%%
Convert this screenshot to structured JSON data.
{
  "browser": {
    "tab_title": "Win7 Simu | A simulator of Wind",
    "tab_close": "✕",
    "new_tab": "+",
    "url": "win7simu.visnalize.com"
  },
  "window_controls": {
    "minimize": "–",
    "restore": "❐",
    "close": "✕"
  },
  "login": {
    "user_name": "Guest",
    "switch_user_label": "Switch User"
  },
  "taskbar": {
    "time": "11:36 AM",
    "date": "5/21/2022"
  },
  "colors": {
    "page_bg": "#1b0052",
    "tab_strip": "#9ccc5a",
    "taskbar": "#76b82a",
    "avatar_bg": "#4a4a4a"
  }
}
%%
● **Stated exercise**: Extract the entries above verbatim.

● **Exercise response**:
Convert this screenshot to structured JSON data.
{
  "browser": {
    "tab_title": "Win7 Simu | A simulator of Wind",
    "tab_close": "✕",
    "new_tab": "+",
    "url": "win7simu.visnalize.com"
  },
  "window_controls": {
    "minimize": "–",
    "restore": "❐",
    "close": "✕"
  },
  "login": {
    "user_name": "Guest",
    "switch_user_label": "Switch User"
  },
  "taskbar": {
    "time": "11:36 AM",
    "date": "5/21/2022"
  },
  "colors": {
    "page_bg": "#1b0052",
    "tab_strip": "#9ccc5a",
    "taskbar": "#76b82a",
    "avatar_bg": "#4a4a4a"
  }
}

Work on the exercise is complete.